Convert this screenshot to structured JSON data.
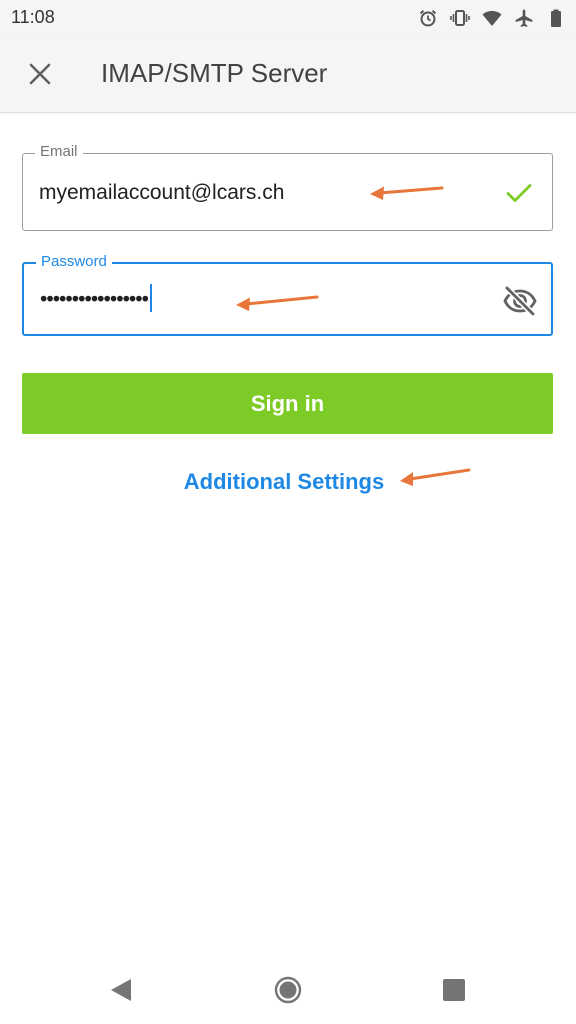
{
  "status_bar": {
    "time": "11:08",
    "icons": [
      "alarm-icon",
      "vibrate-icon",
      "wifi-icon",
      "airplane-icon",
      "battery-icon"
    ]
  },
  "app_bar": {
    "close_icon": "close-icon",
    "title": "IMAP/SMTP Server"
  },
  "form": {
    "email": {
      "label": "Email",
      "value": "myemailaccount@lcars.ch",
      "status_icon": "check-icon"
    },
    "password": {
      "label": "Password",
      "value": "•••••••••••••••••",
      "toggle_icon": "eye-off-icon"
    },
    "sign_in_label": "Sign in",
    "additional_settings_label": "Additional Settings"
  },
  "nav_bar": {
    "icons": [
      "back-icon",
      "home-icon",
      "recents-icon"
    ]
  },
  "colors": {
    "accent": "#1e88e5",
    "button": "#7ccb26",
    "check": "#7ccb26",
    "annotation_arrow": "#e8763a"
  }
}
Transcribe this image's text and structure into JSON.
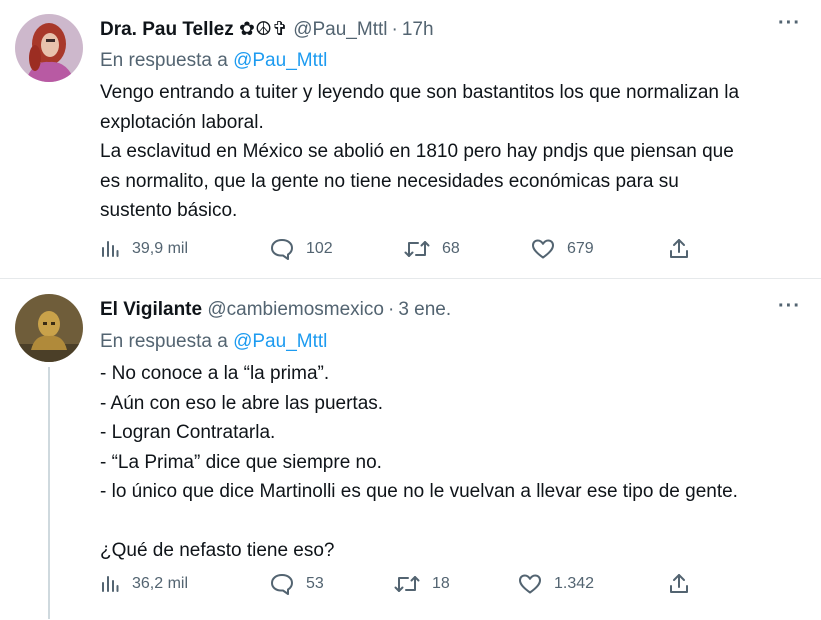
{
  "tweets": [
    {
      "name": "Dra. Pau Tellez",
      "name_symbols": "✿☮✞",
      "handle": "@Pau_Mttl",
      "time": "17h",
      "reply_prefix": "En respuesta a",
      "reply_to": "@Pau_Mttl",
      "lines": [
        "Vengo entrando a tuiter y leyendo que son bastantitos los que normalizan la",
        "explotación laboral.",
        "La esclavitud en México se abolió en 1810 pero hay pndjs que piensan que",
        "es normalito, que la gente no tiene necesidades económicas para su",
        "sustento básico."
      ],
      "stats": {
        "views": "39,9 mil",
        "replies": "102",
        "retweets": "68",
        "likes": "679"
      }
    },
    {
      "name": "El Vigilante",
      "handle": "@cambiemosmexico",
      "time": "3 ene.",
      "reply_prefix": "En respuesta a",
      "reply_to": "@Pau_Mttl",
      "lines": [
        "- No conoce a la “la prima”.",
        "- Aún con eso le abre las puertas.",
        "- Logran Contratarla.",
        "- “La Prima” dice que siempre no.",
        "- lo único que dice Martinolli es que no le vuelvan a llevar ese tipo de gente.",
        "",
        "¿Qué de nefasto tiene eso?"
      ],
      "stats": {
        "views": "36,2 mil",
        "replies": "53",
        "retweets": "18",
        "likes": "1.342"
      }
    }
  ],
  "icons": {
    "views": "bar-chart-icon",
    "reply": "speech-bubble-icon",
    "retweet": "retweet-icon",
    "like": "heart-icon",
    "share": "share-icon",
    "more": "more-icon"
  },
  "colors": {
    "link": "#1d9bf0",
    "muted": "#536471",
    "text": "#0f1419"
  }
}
◆ ◆ ◆ ◆ ◆ ◆ ◆
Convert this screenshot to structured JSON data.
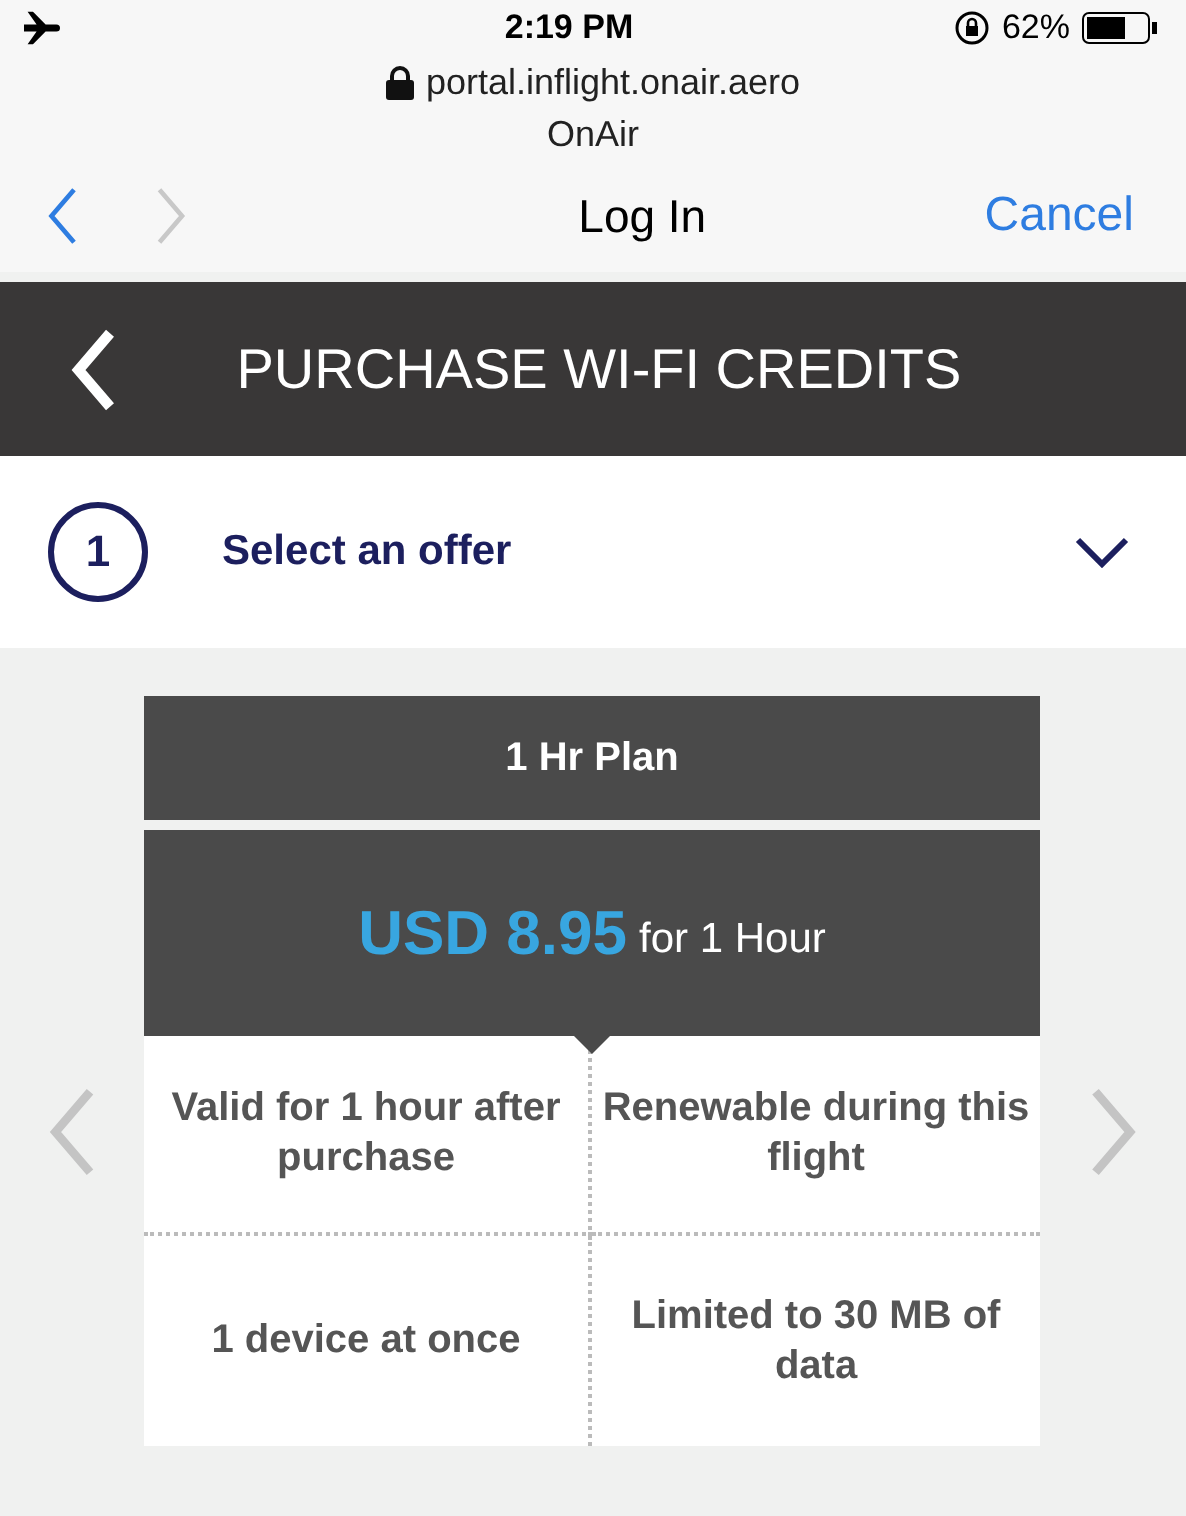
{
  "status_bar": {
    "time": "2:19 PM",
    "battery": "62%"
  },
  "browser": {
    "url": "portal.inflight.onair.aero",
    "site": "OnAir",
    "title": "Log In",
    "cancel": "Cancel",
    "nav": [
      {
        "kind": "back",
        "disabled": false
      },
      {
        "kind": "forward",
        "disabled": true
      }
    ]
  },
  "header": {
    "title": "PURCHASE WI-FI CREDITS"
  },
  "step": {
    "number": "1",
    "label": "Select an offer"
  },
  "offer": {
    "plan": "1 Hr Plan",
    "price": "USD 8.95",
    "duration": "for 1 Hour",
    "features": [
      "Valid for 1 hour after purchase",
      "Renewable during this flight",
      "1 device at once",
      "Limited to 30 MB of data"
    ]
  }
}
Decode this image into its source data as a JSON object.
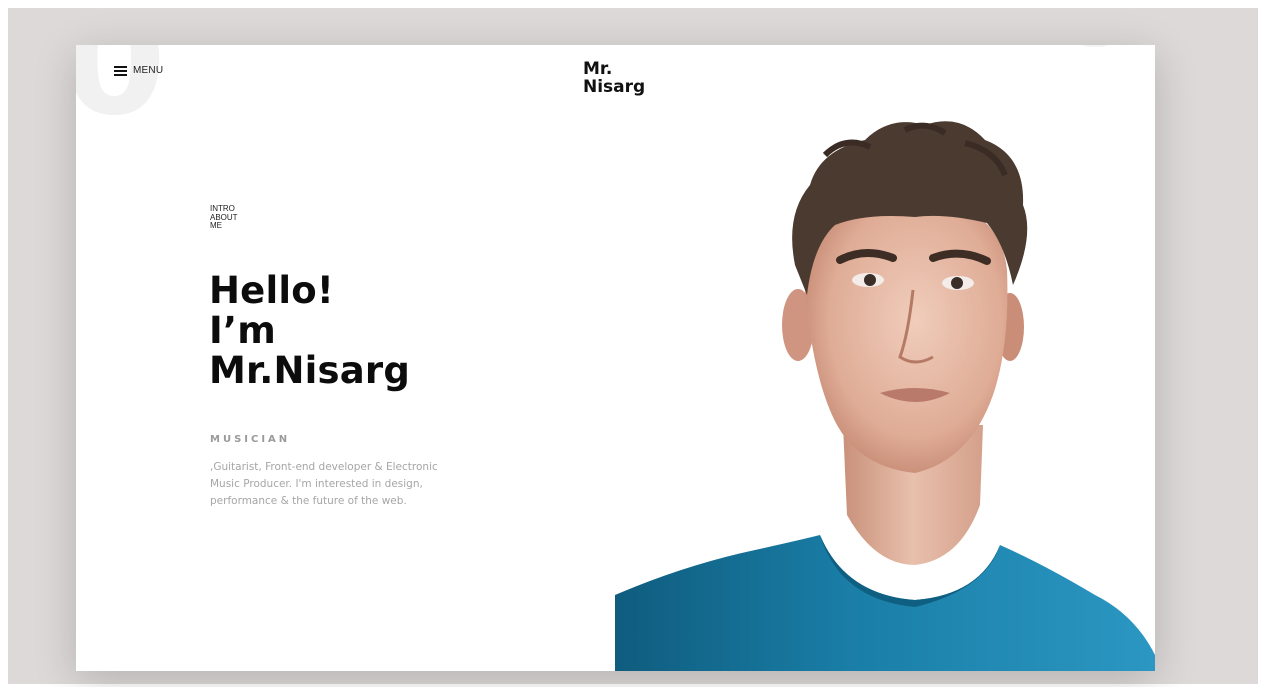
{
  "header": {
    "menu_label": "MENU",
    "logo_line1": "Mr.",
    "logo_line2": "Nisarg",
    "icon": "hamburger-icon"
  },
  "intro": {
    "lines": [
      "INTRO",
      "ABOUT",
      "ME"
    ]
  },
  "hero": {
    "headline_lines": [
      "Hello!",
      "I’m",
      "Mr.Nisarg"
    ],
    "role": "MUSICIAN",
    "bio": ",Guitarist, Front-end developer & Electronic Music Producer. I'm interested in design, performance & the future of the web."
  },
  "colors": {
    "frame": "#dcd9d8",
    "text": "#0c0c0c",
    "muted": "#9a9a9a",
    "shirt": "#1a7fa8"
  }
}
◆ ◆ ◆ ◆ ◆ ◆ ◆
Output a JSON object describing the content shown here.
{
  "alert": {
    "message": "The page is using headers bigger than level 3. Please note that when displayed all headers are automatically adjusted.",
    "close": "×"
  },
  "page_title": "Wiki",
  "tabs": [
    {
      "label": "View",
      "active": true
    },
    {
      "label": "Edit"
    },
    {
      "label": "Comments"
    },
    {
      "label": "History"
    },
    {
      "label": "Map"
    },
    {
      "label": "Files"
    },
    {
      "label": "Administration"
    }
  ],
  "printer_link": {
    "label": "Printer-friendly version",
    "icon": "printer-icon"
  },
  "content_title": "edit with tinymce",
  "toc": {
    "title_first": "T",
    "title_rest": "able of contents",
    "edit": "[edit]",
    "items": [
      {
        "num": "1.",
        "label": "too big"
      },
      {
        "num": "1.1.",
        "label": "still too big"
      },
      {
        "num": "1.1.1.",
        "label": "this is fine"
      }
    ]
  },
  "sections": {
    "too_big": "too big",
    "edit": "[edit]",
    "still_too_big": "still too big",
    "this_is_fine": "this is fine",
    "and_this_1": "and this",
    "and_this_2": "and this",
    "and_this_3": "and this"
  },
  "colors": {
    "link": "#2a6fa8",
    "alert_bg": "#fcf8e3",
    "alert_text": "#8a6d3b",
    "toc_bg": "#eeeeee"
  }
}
◆ ◆ ◆ ◆ ◆ ◆ ◆
## EXERCISE AIM
Where a line in the material contains "data", copy that line.

## IN RESPONSE
Convert this screenshot to structured JSON data.
Convert this screenshot to structured JSON data.
      "Limited to 30 MB of data"
Decode this image into its source data as a JSON object.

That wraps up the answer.